Data records
[START]

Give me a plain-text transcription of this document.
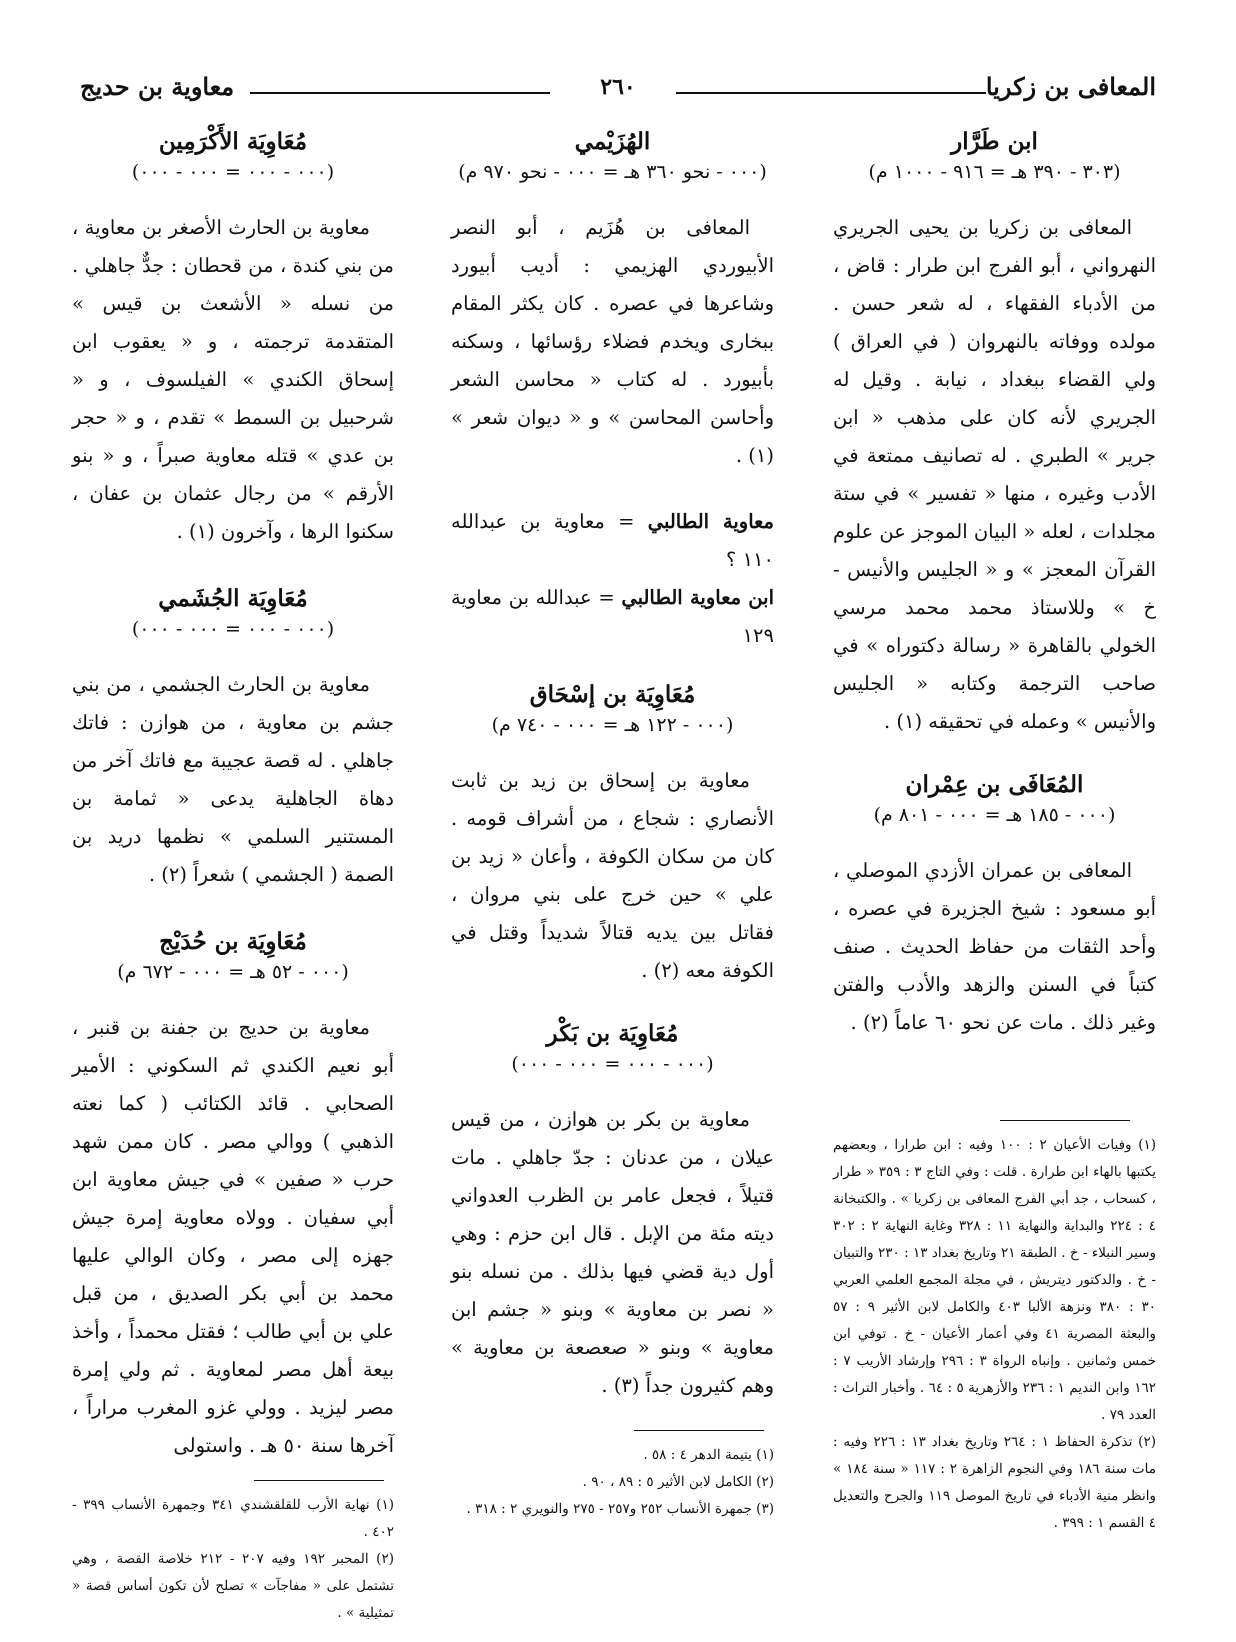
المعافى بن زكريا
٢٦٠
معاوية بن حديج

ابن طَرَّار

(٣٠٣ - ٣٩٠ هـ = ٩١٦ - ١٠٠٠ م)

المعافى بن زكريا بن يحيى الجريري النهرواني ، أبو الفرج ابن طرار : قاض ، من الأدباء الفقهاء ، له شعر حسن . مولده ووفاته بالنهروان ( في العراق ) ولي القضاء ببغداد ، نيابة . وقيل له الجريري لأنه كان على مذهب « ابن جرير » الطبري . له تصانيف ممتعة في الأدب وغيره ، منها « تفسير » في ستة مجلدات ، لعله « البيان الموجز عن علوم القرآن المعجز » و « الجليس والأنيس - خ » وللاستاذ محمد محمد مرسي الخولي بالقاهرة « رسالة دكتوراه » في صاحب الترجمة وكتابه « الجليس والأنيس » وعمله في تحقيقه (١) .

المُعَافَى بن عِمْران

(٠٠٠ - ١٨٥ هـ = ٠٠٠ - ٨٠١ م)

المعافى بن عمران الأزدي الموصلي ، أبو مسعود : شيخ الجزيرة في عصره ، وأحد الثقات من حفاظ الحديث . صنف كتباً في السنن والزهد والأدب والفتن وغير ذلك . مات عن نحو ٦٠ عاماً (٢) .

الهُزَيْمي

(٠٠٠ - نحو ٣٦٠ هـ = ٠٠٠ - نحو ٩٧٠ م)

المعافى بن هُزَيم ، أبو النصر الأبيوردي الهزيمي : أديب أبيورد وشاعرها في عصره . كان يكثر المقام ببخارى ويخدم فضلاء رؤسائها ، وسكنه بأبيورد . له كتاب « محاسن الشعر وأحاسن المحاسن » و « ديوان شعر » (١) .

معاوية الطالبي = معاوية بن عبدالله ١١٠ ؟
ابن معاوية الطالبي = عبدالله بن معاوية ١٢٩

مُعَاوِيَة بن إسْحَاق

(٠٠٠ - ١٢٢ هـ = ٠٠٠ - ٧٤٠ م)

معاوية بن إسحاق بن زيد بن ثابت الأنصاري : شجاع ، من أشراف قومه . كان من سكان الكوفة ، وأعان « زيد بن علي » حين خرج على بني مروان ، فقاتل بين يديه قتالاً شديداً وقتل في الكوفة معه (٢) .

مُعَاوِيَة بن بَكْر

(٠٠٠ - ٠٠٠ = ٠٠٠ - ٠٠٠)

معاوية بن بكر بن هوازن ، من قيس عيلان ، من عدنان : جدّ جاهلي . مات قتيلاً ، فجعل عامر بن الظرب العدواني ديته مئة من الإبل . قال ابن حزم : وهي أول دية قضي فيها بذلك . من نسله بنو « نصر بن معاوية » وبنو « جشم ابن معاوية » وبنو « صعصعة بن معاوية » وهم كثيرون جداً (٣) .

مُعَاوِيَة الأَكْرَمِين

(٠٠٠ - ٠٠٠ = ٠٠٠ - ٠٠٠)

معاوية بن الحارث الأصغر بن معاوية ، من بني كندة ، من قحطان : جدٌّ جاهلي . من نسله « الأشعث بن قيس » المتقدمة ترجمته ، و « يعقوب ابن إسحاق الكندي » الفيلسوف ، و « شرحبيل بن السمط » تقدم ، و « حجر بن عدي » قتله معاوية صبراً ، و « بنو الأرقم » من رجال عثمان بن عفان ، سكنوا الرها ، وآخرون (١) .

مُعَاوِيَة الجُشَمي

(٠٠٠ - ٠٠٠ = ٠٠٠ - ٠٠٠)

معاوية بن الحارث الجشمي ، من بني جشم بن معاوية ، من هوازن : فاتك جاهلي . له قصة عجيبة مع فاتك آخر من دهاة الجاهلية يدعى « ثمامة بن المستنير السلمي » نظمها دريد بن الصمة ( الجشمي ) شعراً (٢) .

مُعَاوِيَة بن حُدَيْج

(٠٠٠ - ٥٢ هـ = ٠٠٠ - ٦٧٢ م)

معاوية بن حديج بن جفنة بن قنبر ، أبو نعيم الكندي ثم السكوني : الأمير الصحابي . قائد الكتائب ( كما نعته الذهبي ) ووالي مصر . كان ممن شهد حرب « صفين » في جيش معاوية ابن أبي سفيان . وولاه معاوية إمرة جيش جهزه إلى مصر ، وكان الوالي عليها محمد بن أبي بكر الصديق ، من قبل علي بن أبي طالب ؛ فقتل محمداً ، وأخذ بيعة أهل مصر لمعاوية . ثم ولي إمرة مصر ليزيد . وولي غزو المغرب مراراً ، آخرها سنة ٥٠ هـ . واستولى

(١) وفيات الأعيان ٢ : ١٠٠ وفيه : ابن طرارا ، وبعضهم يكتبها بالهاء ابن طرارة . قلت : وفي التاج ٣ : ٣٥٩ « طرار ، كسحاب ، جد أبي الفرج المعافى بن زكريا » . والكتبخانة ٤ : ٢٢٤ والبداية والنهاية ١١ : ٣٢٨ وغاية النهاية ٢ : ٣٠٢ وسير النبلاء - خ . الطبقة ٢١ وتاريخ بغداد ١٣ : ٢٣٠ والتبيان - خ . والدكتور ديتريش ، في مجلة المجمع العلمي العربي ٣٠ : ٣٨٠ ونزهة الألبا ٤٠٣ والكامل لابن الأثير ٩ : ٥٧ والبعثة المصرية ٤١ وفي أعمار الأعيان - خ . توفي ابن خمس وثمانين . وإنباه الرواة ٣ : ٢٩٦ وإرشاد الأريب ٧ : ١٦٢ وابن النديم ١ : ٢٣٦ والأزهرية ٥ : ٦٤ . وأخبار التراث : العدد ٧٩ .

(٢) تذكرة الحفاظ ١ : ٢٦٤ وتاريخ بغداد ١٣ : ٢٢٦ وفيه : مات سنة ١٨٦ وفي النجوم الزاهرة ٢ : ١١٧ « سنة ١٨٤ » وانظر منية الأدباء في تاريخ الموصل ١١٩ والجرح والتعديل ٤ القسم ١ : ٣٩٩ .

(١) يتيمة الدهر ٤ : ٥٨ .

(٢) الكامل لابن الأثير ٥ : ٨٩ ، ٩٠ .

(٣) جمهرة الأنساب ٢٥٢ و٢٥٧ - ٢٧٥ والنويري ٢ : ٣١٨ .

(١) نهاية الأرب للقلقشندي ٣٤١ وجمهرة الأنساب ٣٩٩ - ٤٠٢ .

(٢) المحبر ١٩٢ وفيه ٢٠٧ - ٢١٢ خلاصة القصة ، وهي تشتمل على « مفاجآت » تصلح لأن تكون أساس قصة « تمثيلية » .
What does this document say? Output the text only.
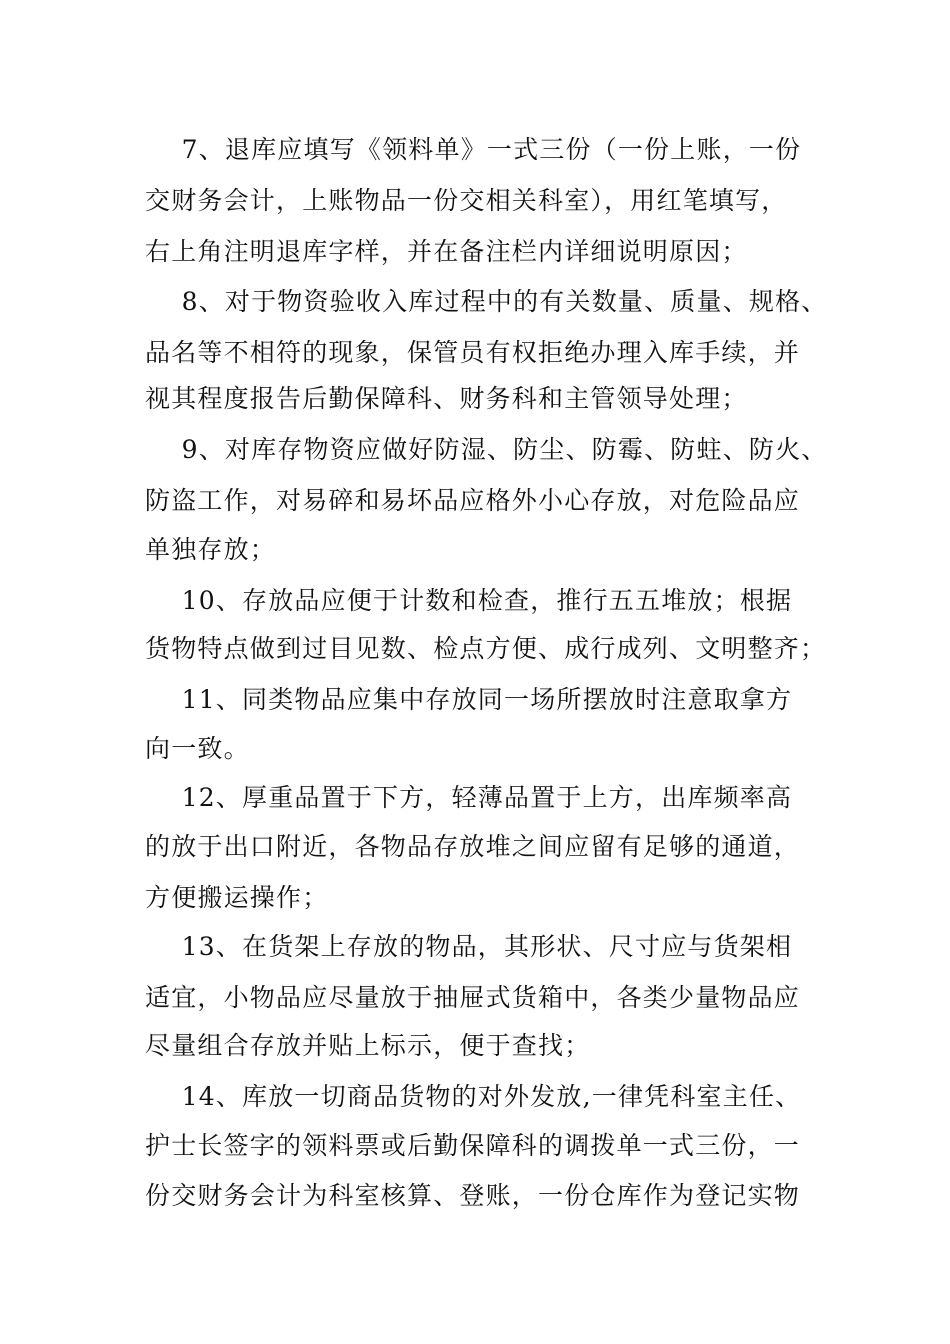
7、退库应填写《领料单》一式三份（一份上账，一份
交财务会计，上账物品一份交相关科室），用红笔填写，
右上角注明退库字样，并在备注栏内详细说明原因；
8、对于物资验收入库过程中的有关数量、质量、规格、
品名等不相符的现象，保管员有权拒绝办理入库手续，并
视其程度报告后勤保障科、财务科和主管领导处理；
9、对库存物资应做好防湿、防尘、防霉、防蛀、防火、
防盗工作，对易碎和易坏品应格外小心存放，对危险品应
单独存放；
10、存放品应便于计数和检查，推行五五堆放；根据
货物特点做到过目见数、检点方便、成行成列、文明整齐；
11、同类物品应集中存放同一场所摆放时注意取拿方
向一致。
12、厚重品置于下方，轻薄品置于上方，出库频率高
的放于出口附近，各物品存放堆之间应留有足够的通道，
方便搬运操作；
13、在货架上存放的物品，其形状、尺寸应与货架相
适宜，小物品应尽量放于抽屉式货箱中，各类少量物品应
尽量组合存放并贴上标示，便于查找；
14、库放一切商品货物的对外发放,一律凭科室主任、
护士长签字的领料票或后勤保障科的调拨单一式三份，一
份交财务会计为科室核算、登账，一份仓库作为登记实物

[END]

Task brief
Find the word "الأثير" in the records and pull out each line that has it.

Result below
(١) وفيات الأعيان ٢ : ١٠٠ وفيه : ابن طرارا ، وبعضهم يكتبها بالهاء ابن طرارة . قلت : وفي التاج ٣ : ٣٥٩ « طرار ، كسحاب ، جد أبي الفرج المعافى بن زكريا » . والكتبخانة ٤ : ٢٢٤ والبداية والنهاية ١١ : ٣٢٨ وغاية النهاية ٢ : ٣٠٢ وسير النبلاء - خ . الطبقة ٢١ وتاريخ بغداد ١٣ : ٢٣٠ والتبيان - خ . والدكتور ديتريش ، في مجلة المجمع العلمي العربي ٣٠ : ٣٨٠ ونزهة الألبا ٤٠٣ والكامل لابن الأثير ٩ : ٥٧ والبعثة المصرية ٤١ وفي أعمار الأعيان - خ . توفي ابن خمس وثمانين . وإنباه الرواة ٣ : ٢٩٦ وإرشاد الأريب ٧ : ١٦٢ وابن النديم ١ : ٢٣٦ والأزهرية ٥ : ٦٤ . وأخبار التراث : العدد ٧٩ .
(٢) الكامل لابن الأثير ٥ : ٨٩ ، ٩٠ .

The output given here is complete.